■ Stated exercise
Read the listing and extract each line that includes the word "Emissions".

-- BEGIN Data excerpts --

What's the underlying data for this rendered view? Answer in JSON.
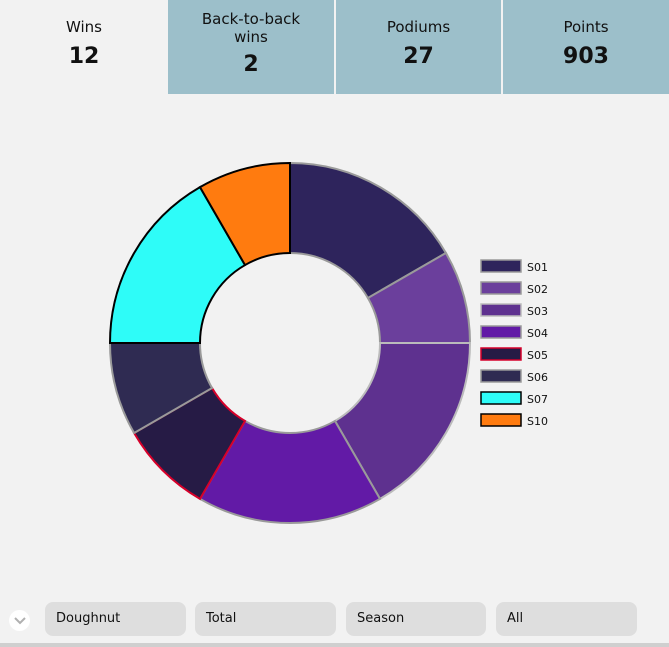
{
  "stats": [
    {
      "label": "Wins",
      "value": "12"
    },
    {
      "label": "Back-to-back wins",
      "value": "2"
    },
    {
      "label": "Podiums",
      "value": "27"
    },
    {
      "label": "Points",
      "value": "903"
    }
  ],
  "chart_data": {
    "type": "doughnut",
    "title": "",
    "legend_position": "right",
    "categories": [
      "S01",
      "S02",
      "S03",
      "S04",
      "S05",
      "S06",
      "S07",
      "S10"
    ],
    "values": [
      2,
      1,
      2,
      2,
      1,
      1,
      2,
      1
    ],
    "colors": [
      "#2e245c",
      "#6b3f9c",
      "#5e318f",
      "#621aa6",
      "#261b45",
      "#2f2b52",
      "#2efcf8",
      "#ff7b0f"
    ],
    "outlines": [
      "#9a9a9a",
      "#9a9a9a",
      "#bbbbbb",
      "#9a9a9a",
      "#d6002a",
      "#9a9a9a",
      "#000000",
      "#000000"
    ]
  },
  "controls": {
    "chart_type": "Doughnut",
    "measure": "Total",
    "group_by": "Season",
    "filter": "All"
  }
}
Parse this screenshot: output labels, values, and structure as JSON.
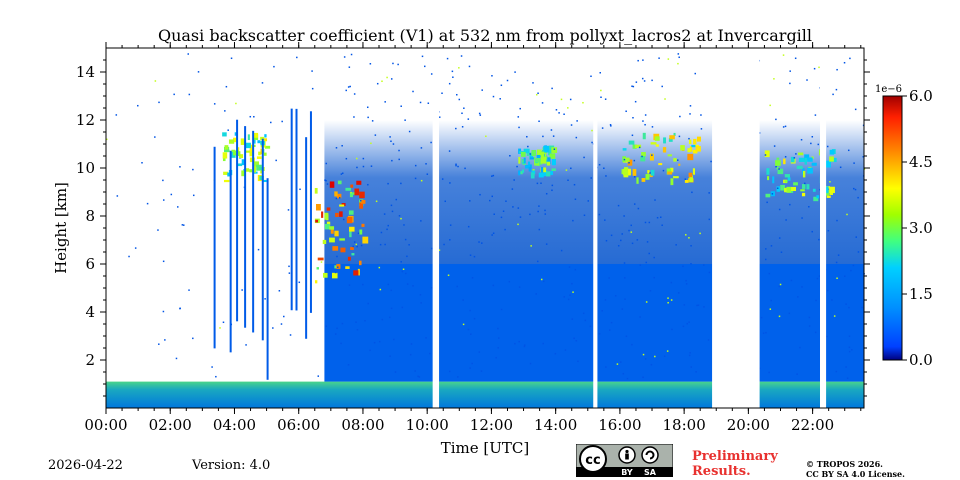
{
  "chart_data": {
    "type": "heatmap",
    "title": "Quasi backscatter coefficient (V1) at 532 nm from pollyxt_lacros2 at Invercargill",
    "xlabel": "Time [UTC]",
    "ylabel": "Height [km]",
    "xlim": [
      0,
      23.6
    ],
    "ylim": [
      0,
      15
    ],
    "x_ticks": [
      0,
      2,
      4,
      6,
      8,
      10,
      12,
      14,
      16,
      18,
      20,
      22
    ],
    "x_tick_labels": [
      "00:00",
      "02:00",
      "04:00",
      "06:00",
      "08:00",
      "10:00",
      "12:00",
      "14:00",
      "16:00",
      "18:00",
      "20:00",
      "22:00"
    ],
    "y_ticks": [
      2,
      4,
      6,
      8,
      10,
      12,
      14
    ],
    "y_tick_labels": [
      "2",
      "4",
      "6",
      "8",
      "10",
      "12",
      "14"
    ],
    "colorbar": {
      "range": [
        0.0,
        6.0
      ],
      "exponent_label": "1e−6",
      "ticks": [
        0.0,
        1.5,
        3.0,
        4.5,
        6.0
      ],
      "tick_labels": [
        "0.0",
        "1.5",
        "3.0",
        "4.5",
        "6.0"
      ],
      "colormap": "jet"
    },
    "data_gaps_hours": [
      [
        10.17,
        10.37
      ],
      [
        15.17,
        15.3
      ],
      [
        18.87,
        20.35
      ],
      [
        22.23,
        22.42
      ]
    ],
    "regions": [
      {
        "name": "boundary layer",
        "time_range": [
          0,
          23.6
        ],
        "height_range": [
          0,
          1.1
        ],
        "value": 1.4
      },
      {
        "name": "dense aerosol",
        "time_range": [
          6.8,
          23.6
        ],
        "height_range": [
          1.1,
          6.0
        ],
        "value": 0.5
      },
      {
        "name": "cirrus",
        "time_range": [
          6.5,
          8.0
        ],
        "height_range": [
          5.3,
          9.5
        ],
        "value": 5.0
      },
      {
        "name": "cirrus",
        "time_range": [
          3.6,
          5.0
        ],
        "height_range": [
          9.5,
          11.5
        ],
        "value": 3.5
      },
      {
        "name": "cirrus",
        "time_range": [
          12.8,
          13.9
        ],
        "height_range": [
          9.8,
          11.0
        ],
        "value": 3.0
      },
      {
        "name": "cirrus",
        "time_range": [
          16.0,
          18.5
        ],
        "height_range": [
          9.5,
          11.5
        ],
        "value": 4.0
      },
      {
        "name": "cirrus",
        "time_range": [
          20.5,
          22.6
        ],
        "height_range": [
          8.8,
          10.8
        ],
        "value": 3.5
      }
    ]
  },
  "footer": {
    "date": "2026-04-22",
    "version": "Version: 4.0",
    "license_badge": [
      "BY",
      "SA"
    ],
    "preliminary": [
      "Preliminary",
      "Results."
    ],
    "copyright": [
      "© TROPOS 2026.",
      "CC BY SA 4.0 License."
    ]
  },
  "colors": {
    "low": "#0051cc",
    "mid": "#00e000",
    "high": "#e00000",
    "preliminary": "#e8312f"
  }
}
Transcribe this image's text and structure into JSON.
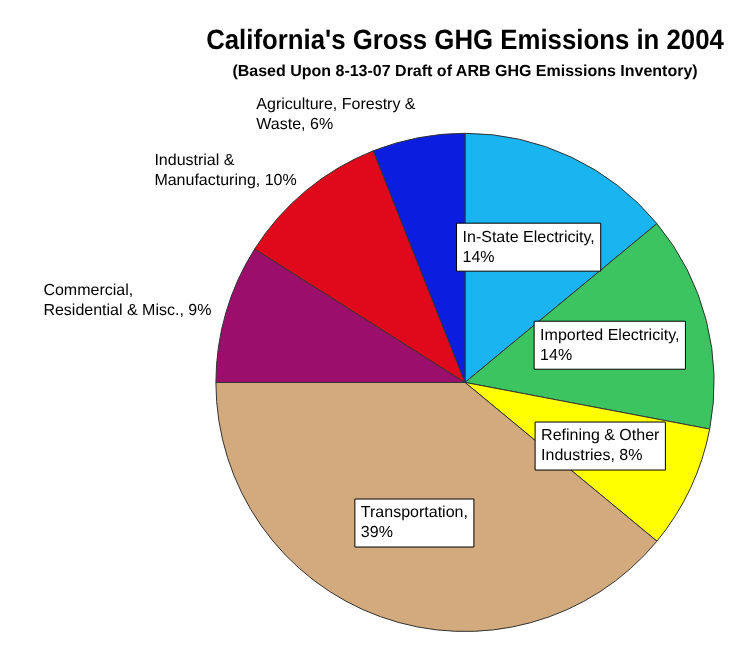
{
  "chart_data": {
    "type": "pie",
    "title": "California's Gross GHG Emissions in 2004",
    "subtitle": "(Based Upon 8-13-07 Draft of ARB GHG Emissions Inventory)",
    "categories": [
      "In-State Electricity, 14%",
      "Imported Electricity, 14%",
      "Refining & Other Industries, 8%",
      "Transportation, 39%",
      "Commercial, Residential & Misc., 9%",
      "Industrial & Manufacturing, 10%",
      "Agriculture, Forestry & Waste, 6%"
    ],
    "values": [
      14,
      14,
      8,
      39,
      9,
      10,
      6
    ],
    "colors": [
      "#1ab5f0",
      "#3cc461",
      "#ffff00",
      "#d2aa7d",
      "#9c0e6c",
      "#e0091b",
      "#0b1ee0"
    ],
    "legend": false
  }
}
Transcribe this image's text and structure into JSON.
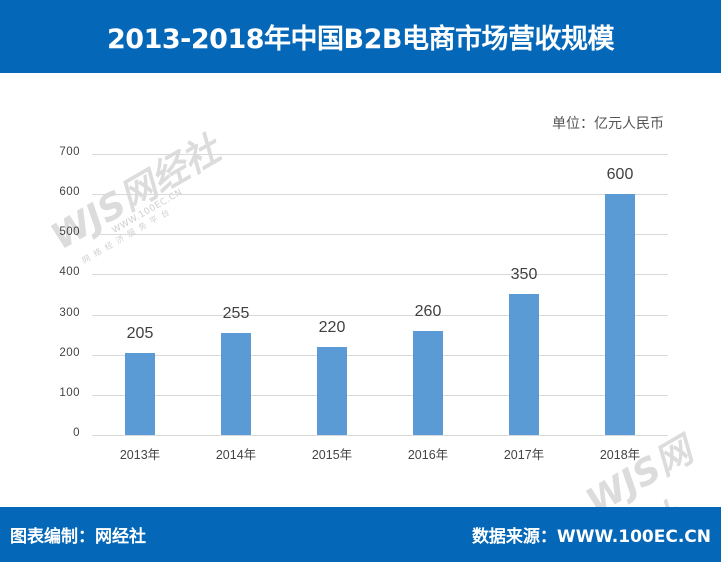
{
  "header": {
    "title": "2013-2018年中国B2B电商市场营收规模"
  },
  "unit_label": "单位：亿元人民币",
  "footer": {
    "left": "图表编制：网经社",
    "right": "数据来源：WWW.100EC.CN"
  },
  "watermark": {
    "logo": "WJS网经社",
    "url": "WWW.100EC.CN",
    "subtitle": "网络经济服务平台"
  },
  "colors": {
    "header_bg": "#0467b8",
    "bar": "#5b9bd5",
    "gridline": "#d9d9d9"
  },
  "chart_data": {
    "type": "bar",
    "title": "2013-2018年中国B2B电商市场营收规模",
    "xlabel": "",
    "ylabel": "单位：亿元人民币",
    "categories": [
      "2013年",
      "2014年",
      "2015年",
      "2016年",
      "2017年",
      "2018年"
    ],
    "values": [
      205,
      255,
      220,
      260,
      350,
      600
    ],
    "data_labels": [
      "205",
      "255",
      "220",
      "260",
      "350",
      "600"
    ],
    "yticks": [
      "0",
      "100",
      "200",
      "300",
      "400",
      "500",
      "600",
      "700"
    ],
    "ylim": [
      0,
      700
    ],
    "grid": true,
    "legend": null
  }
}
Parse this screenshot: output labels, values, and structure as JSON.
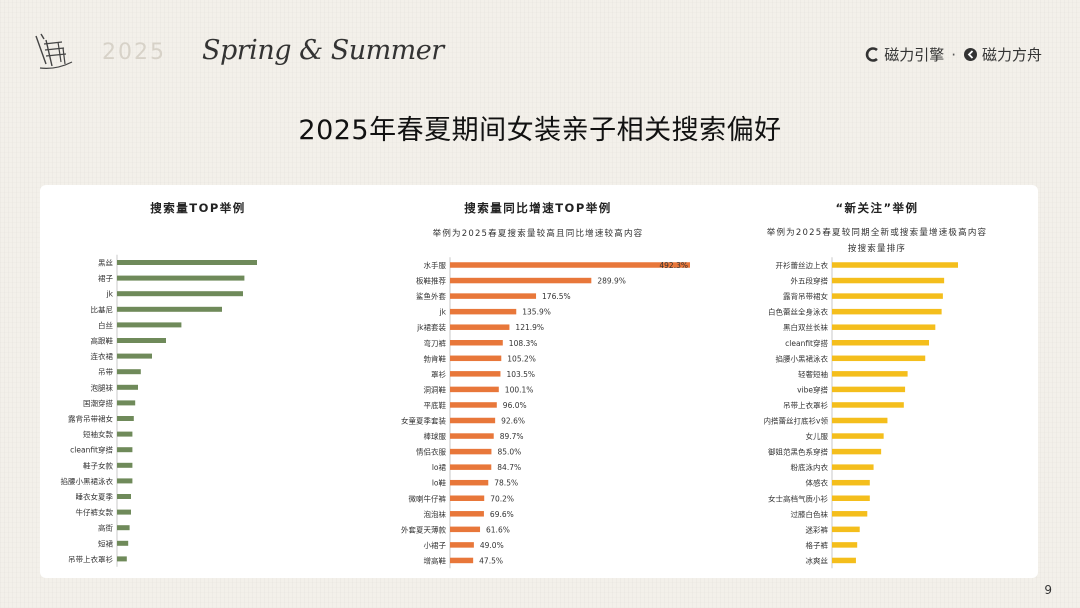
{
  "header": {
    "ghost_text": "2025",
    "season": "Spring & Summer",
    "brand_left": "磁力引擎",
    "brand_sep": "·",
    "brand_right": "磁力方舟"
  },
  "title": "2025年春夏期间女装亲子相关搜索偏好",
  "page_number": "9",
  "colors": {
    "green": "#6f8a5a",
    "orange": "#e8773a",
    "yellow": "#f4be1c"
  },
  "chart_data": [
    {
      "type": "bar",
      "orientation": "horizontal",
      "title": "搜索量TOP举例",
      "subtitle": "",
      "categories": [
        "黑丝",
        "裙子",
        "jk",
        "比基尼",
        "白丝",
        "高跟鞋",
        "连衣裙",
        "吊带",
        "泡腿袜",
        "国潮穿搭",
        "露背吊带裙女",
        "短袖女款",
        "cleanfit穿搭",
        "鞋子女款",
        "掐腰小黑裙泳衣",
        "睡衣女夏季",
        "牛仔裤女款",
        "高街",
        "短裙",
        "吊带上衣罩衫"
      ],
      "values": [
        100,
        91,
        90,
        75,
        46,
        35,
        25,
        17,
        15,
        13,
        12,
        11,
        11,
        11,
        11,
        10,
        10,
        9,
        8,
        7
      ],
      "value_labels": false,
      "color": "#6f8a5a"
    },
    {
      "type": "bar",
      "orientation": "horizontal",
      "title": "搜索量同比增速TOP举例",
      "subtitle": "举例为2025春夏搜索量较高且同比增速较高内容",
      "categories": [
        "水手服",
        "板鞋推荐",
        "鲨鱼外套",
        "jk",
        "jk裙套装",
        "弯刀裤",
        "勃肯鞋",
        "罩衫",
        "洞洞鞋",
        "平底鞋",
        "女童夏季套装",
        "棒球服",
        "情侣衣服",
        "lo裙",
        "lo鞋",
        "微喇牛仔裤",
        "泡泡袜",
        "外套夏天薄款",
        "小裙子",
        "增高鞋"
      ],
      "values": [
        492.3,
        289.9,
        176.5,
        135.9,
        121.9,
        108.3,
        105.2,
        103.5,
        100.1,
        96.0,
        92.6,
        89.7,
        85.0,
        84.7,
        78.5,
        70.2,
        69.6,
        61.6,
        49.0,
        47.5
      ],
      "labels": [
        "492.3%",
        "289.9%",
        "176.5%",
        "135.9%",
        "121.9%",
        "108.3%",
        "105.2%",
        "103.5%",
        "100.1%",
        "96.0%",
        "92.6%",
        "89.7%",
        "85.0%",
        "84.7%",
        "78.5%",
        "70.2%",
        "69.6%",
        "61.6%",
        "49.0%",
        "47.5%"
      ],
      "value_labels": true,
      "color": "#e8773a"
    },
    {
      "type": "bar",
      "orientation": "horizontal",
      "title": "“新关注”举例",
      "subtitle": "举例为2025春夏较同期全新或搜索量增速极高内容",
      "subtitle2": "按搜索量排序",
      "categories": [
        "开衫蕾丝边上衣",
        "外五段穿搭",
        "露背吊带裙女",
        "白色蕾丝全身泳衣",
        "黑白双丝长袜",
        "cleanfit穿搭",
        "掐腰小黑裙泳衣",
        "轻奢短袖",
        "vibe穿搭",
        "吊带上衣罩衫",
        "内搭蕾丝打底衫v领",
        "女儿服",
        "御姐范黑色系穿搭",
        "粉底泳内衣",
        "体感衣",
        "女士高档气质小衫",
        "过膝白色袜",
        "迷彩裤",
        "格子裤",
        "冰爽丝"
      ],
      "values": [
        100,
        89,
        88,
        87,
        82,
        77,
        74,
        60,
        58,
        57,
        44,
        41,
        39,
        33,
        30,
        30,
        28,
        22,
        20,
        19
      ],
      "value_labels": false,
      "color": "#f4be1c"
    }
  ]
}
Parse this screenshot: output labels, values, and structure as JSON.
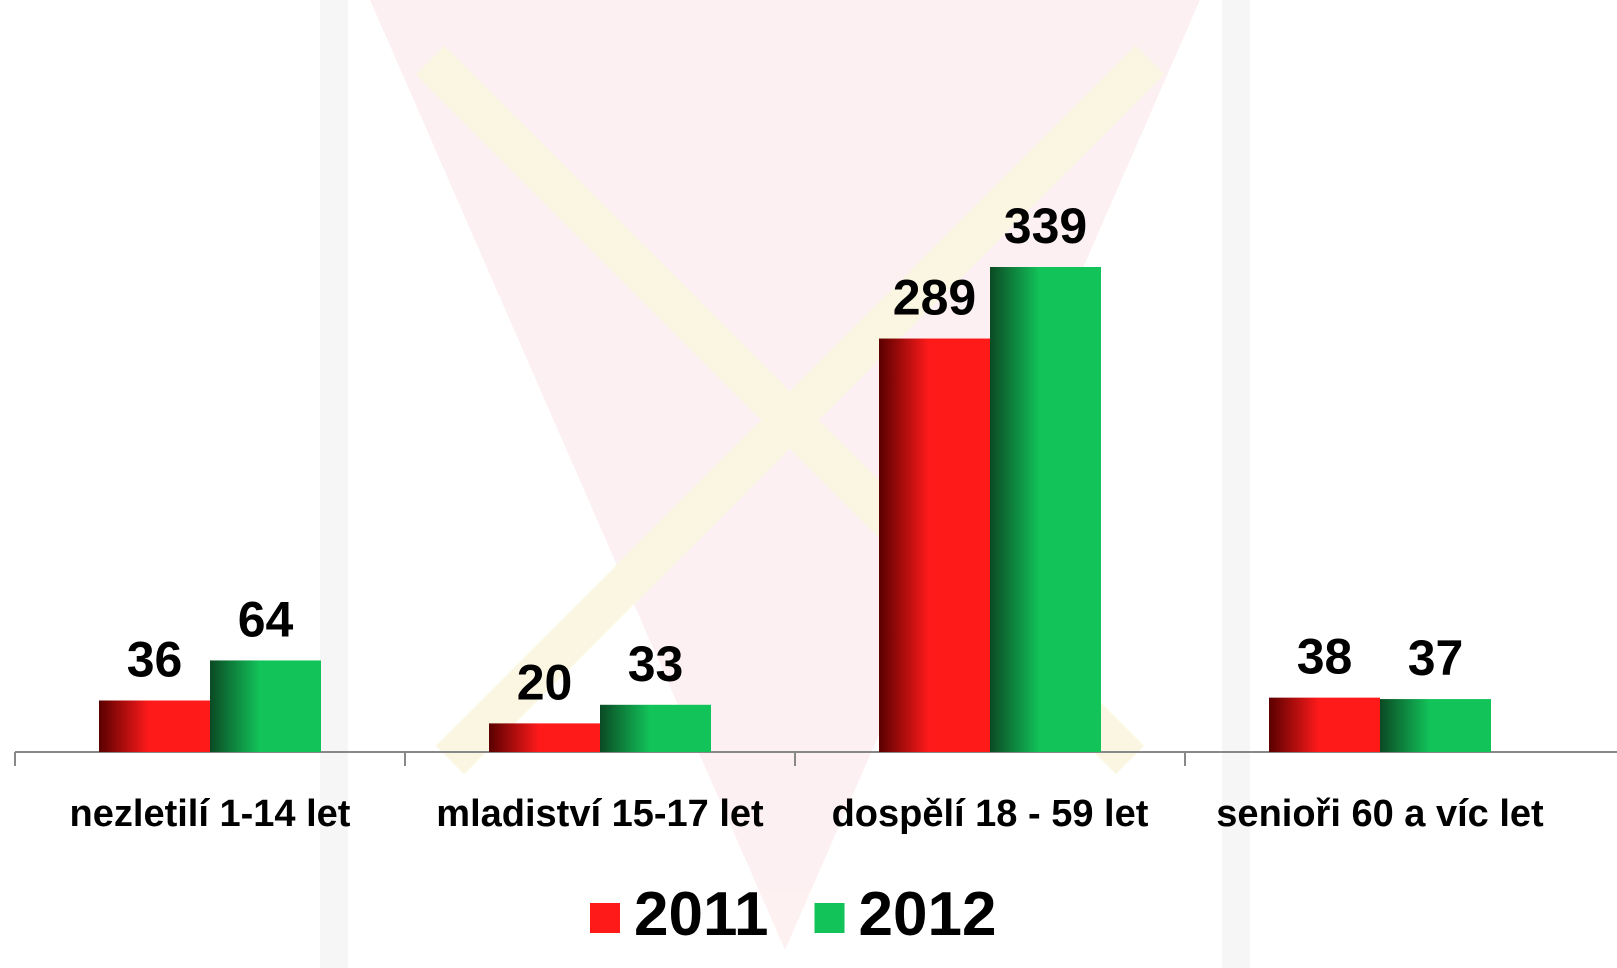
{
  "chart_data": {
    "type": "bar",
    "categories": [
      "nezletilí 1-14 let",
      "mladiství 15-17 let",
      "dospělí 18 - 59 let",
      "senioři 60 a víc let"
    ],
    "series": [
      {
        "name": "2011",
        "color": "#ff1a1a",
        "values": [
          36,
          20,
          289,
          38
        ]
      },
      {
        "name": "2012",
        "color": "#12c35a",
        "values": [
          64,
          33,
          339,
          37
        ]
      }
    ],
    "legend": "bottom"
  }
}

-- END Data excerpts --

■ The answer
    "title": "California's Gross GHG Emissions in 2004",
    "subtitle": "(Based Upon 8-13-07 Draft of ARB GHG Emissions Inventory)",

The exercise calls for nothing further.